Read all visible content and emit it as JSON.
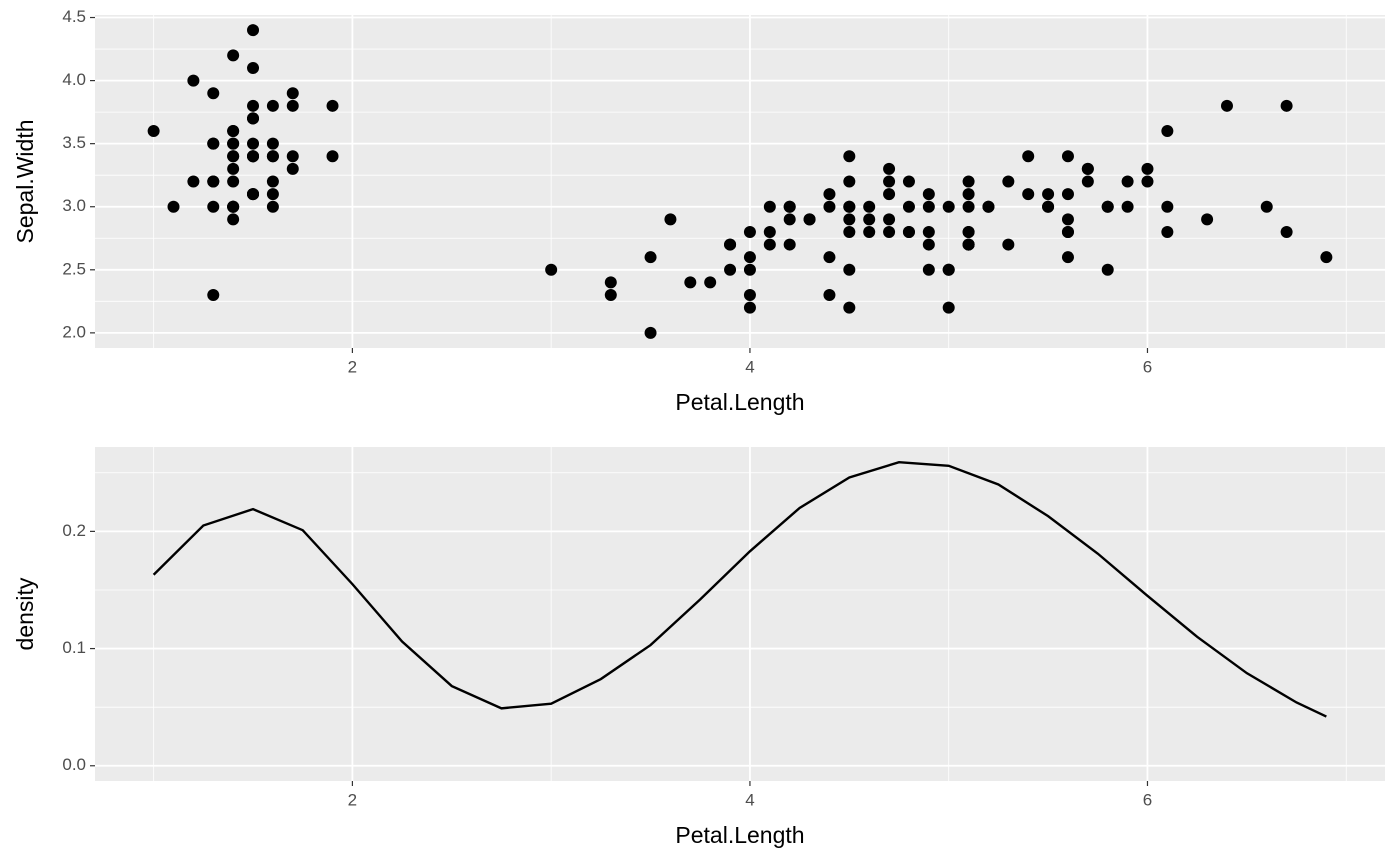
{
  "chart_data": [
    {
      "type": "scatter",
      "xlabel": "Petal.Length",
      "ylabel": "Sepal.Width",
      "color": "#000000",
      "grid": true,
      "xlim": [
        0.705,
        7.195
      ],
      "ylim": [
        1.88,
        4.52
      ],
      "xticks": [
        2,
        4,
        6
      ],
      "yticks": [
        {
          "value": 2,
          "label": "2.0"
        },
        2.5,
        {
          "value": 3,
          "label": "3.0"
        },
        3.5,
        {
          "value": 4,
          "label": "4.0"
        },
        4.5
      ],
      "x": [
        1.4,
        1.4,
        1.3,
        1.5,
        1.4,
        1.7,
        1.4,
        1.5,
        1.4,
        1.5,
        1.5,
        1.6,
        1.4,
        1.1,
        1.2,
        1.5,
        1.3,
        1.4,
        1.7,
        1.5,
        1.7,
        1.5,
        1.0,
        1.7,
        1.9,
        1.6,
        1.6,
        1.5,
        1.4,
        1.6,
        1.6,
        1.5,
        1.5,
        1.4,
        1.5,
        1.2,
        1.3,
        1.4,
        1.3,
        1.5,
        1.3,
        1.3,
        1.3,
        1.6,
        1.9,
        1.4,
        1.6,
        1.4,
        1.5,
        1.4,
        4.7,
        4.5,
        4.9,
        4.0,
        4.6,
        4.5,
        4.7,
        3.3,
        4.6,
        3.9,
        3.5,
        4.2,
        4.0,
        4.7,
        3.6,
        4.4,
        4.5,
        4.1,
        4.5,
        3.9,
        4.8,
        4.0,
        4.9,
        4.7,
        4.3,
        4.4,
        4.8,
        5.0,
        4.5,
        3.5,
        3.8,
        3.7,
        3.9,
        5.1,
        4.5,
        4.5,
        4.7,
        4.4,
        4.1,
        4.0,
        4.4,
        4.6,
        4.0,
        3.3,
        4.2,
        4.2,
        4.2,
        4.3,
        3.0,
        4.1,
        6.0,
        5.1,
        5.9,
        5.6,
        5.8,
        6.6,
        4.5,
        6.3,
        5.8,
        6.1,
        5.1,
        5.3,
        5.5,
        5.0,
        5.1,
        5.3,
        5.5,
        6.7,
        6.9,
        5.0,
        5.7,
        4.9,
        6.7,
        4.9,
        5.7,
        6.0,
        4.8,
        4.9,
        5.6,
        5.8,
        6.1,
        6.4,
        5.6,
        5.1,
        5.6,
        6.1,
        5.6,
        5.5,
        4.8,
        5.4,
        5.6,
        5.1,
        5.1,
        5.9,
        5.7,
        5.2,
        5.0,
        5.2,
        5.4,
        5.1
      ],
      "values": [
        3.5,
        3.0,
        3.2,
        3.1,
        3.6,
        3.9,
        3.4,
        3.4,
        2.9,
        3.1,
        3.7,
        3.4,
        3.0,
        3.0,
        4.0,
        4.4,
        3.9,
        3.5,
        3.8,
        3.8,
        3.4,
        3.7,
        3.6,
        3.3,
        3.4,
        3.0,
        3.4,
        3.5,
        3.4,
        3.2,
        3.1,
        3.4,
        4.1,
        4.2,
        3.1,
        3.2,
        3.5,
        3.6,
        3.0,
        3.4,
        3.5,
        2.3,
        3.2,
        3.5,
        3.8,
        3.0,
        3.8,
        3.2,
        3.7,
        3.3,
        3.2,
        3.2,
        3.1,
        2.3,
        2.8,
        2.8,
        3.3,
        2.4,
        2.9,
        2.7,
        2.0,
        3.0,
        2.2,
        2.9,
        2.9,
        3.1,
        3.0,
        2.7,
        2.2,
        2.5,
        3.2,
        2.8,
        2.5,
        2.8,
        2.9,
        3.0,
        2.8,
        3.0,
        2.9,
        2.6,
        2.4,
        2.4,
        2.7,
        2.7,
        3.0,
        3.4,
        3.1,
        2.3,
        3.0,
        2.5,
        2.6,
        3.0,
        2.6,
        2.3,
        2.7,
        3.0,
        2.9,
        2.9,
        2.5,
        2.8,
        3.3,
        2.7,
        3.0,
        2.9,
        3.0,
        3.0,
        2.5,
        2.9,
        2.5,
        3.6,
        3.2,
        2.7,
        3.0,
        2.5,
        2.8,
        3.2,
        3.0,
        3.8,
        2.6,
        2.2,
        3.2,
        2.8,
        2.8,
        2.7,
        3.3,
        3.2,
        2.8,
        3.0,
        2.8,
        3.0,
        2.8,
        3.8,
        2.8,
        2.8,
        2.6,
        3.0,
        3.4,
        3.1,
        3.0,
        3.1,
        3.1,
        3.1,
        2.7,
        3.2,
        3.3,
        3.0,
        2.5,
        3.0,
        3.4,
        3.0
      ]
    },
    {
      "type": "line",
      "xlabel": "Petal.Length",
      "ylabel": "density",
      "color": "#000000",
      "grid": true,
      "xlim": [
        0.705,
        7.195
      ],
      "ylim": [
        -0.013,
        0.272
      ],
      "xticks": [
        2,
        4,
        6
      ],
      "yticks": [
        {
          "value": 0,
          "label": "0.0"
        },
        0.1,
        0.2
      ],
      "x": [
        1,
        1.25,
        1.5,
        1.75,
        2,
        2.25,
        2.5,
        2.75,
        3,
        3.25,
        3.5,
        3.75,
        4,
        4.25,
        4.5,
        4.75,
        5,
        5.25,
        5.5,
        5.75,
        6,
        6.25,
        6.5,
        6.75,
        6.9
      ],
      "values": [
        0.163,
        0.205,
        0.219,
        0.201,
        0.155,
        0.106,
        0.068,
        0.049,
        0.053,
        0.074,
        0.103,
        0.142,
        0.183,
        0.22,
        0.246,
        0.259,
        0.256,
        0.24,
        0.213,
        0.181,
        0.145,
        0.11,
        0.079,
        0.054,
        0.042
      ]
    }
  ]
}
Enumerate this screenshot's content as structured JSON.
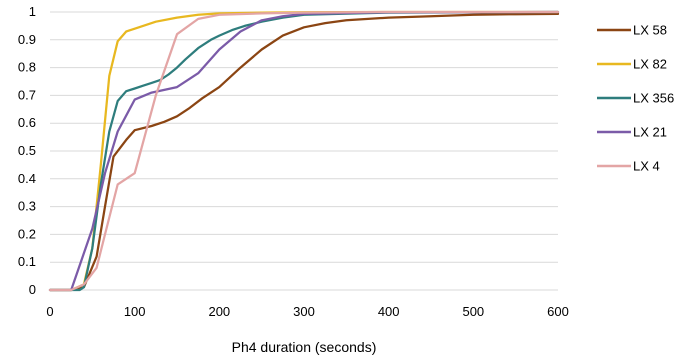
{
  "chart_data": {
    "type": "line",
    "title": "",
    "xlabel": "Ph4 duration (seconds)",
    "ylabel": "",
    "xlim": [
      0,
      600
    ],
    "ylim": [
      0,
      1
    ],
    "xticks": [
      0,
      100,
      200,
      300,
      400,
      500,
      600
    ],
    "yticks": [
      0,
      0.1,
      0.2,
      0.3,
      0.4,
      0.5,
      0.6,
      0.7,
      0.8,
      0.9,
      1
    ],
    "ytick_labels": [
      "0",
      "0.1",
      "0.2",
      "0.3",
      "0.4",
      "0.5",
      "0.6",
      "0.7",
      "0.8",
      "0.9",
      "1"
    ],
    "grid": "horizontal",
    "legend_position": "right",
    "series": [
      {
        "name": "LX 58",
        "color": "#8B4513",
        "x": [
          0,
          25,
          40,
          55,
          65,
          75,
          90,
          100,
          120,
          135,
          150,
          165,
          180,
          200,
          225,
          250,
          275,
          300,
          325,
          350,
          400,
          450,
          500,
          550,
          600
        ],
        "y": [
          0,
          0,
          0.01,
          0.12,
          0.3,
          0.48,
          0.54,
          0.575,
          0.59,
          0.605,
          0.625,
          0.655,
          0.69,
          0.73,
          0.8,
          0.865,
          0.915,
          0.945,
          0.96,
          0.97,
          0.98,
          0.985,
          0.99,
          0.992,
          0.993
        ]
      },
      {
        "name": "LX 82",
        "color": "#E8B820",
        "x": [
          0,
          25,
          40,
          50,
          60,
          70,
          80,
          90,
          100,
          125,
          150,
          175,
          200,
          250,
          300,
          400,
          600
        ],
        "y": [
          0,
          0,
          0.02,
          0.15,
          0.45,
          0.77,
          0.895,
          0.93,
          0.94,
          0.965,
          0.98,
          0.99,
          0.995,
          0.998,
          0.999,
          1,
          1
        ]
      },
      {
        "name": "LX 356",
        "color": "#2E7D7D",
        "x": [
          0,
          25,
          35,
          40,
          50,
          60,
          70,
          80,
          90,
          100,
          110,
          120,
          130,
          140,
          150,
          160,
          175,
          190,
          200,
          215,
          230,
          250,
          275,
          300,
          400,
          600
        ],
        "y": [
          0,
          0,
          0,
          0.01,
          0.15,
          0.38,
          0.57,
          0.68,
          0.715,
          0.725,
          0.735,
          0.745,
          0.755,
          0.775,
          0.8,
          0.83,
          0.87,
          0.9,
          0.915,
          0.935,
          0.95,
          0.965,
          0.98,
          0.99,
          0.998,
          1
        ]
      },
      {
        "name": "LX 21",
        "color": "#7B5BA8",
        "x": [
          0,
          25,
          50,
          65,
          80,
          100,
          120,
          150,
          175,
          200,
          225,
          250,
          275,
          300,
          400,
          600
        ],
        "y": [
          0,
          0,
          0.22,
          0.42,
          0.57,
          0.685,
          0.71,
          0.73,
          0.78,
          0.865,
          0.93,
          0.97,
          0.985,
          0.993,
          0.999,
          1
        ]
      },
      {
        "name": "LX 4",
        "color": "#E3A5A5",
        "x": [
          0,
          25,
          40,
          55,
          65,
          80,
          100,
          125,
          150,
          175,
          200,
          250,
          300,
          400,
          600
        ],
        "y": [
          0,
          0,
          0.02,
          0.08,
          0.2,
          0.38,
          0.42,
          0.7,
          0.92,
          0.975,
          0.99,
          0.995,
          0.998,
          1,
          1
        ]
      }
    ]
  }
}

+-------+

Find every line in the records above that holds the word "ylabel", and copy each one.

• _Answer to the problem_
      "ylabel": "Sepal.Width",
      "ylabel": "density",
    "ylabel": "",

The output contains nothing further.